**SHORT PROBLEM:** Copy each line that holds "Расстояние".

**Stored entries:**
_ _ _ _

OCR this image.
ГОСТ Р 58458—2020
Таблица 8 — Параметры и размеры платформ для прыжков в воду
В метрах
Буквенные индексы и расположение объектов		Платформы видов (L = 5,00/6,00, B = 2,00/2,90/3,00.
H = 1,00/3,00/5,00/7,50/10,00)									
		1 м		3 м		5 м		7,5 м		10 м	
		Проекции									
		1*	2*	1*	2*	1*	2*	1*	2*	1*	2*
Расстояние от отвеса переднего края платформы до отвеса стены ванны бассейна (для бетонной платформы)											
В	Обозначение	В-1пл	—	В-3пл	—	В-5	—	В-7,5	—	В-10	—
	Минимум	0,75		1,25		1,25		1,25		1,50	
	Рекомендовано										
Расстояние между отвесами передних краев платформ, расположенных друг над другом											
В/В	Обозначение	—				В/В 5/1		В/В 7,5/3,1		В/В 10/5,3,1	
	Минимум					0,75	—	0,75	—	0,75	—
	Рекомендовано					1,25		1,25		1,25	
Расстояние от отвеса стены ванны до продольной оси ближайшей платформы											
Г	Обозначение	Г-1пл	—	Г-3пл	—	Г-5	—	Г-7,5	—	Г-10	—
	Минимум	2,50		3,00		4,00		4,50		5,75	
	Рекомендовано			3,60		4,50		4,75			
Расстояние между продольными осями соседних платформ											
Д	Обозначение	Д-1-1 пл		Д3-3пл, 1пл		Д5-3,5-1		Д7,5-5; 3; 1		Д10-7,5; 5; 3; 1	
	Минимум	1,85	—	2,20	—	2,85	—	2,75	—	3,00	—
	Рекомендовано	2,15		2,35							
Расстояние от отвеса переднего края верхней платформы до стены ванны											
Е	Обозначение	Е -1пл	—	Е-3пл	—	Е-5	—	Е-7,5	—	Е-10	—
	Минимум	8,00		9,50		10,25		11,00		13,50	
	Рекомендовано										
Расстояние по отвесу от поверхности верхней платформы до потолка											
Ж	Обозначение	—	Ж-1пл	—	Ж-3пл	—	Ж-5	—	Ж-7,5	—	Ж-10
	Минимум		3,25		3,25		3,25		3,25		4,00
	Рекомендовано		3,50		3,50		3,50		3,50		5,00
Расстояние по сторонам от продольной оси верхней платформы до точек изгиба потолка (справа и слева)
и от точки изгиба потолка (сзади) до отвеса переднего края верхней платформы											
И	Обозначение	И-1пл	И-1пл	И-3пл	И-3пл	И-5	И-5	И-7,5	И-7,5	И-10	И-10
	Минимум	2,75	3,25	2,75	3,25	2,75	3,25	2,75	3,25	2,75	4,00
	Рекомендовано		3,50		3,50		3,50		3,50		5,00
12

_ _ _ _

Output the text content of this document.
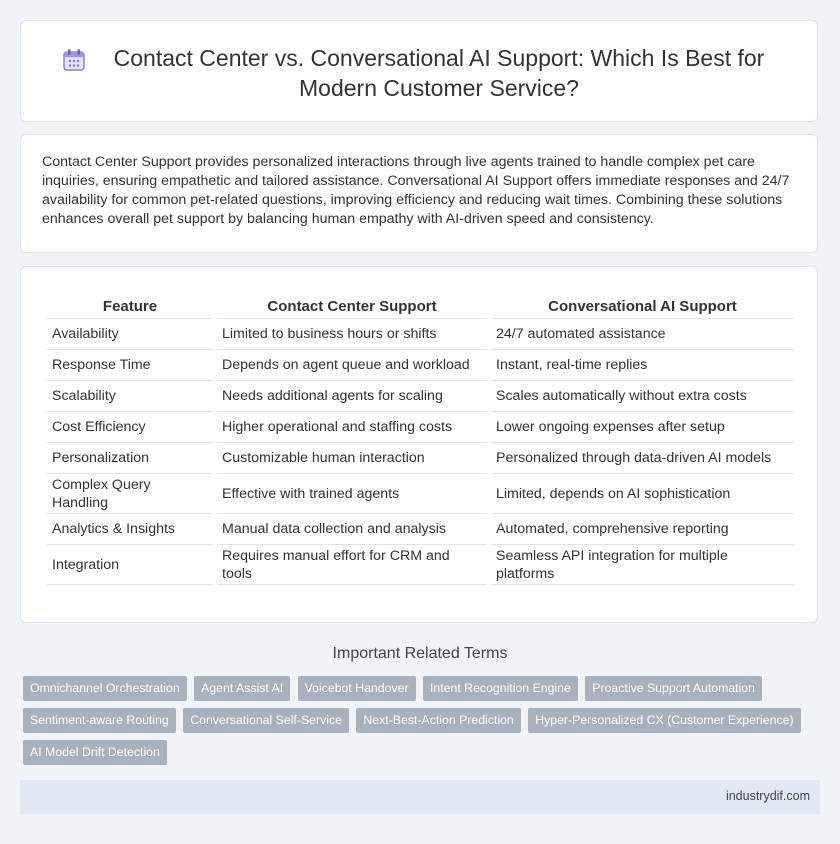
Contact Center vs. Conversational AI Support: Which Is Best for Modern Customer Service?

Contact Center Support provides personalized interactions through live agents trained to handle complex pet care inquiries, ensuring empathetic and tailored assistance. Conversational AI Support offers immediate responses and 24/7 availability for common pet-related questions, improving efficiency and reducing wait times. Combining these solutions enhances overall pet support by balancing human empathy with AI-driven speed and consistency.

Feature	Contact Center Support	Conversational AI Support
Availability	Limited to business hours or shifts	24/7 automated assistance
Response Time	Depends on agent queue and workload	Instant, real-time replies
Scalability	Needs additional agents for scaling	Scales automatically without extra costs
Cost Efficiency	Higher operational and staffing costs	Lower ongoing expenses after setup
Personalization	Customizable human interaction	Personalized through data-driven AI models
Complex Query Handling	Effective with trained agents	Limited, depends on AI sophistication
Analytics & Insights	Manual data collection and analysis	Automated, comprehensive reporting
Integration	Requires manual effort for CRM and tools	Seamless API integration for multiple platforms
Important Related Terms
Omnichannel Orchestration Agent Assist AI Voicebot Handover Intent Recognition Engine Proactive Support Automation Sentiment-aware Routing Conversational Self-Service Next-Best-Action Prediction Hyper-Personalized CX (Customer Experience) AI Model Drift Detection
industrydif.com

_ _ _ _

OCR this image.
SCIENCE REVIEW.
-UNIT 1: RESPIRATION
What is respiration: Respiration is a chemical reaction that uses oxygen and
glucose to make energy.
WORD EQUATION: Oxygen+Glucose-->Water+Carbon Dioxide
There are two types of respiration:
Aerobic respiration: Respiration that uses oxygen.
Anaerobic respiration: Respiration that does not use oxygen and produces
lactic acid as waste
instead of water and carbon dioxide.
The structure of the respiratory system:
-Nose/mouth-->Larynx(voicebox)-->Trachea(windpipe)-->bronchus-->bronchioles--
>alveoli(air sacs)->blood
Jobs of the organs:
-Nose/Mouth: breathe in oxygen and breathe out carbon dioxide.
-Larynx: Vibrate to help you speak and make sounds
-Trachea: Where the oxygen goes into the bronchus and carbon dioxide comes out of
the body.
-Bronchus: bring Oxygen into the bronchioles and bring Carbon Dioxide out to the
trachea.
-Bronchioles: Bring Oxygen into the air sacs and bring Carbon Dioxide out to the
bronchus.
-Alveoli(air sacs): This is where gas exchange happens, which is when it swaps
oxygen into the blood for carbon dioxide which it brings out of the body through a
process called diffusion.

_ _ _ _

**CORRECT RESULT:**
Расстояние от отвеса переднего края платформы до отвеса стены ванны бассейна (для бетонной платформы)											
Расстояние между отвесами передних краев платформ, расположенных друг над другом											
Расстояние от отвеса стены ванны до продольной оси ближайшей платформы											
Расстояние между продольными осями соседних платформ											
Расстояние от отвеса переднего края верхней платформы до стены ванны											
Расстояние по отвесу от поверхности верхней платформы до потолка											
Расстояние по сторонам от продольной оси верхней платформы до точек изгиба потолка (справа и слева)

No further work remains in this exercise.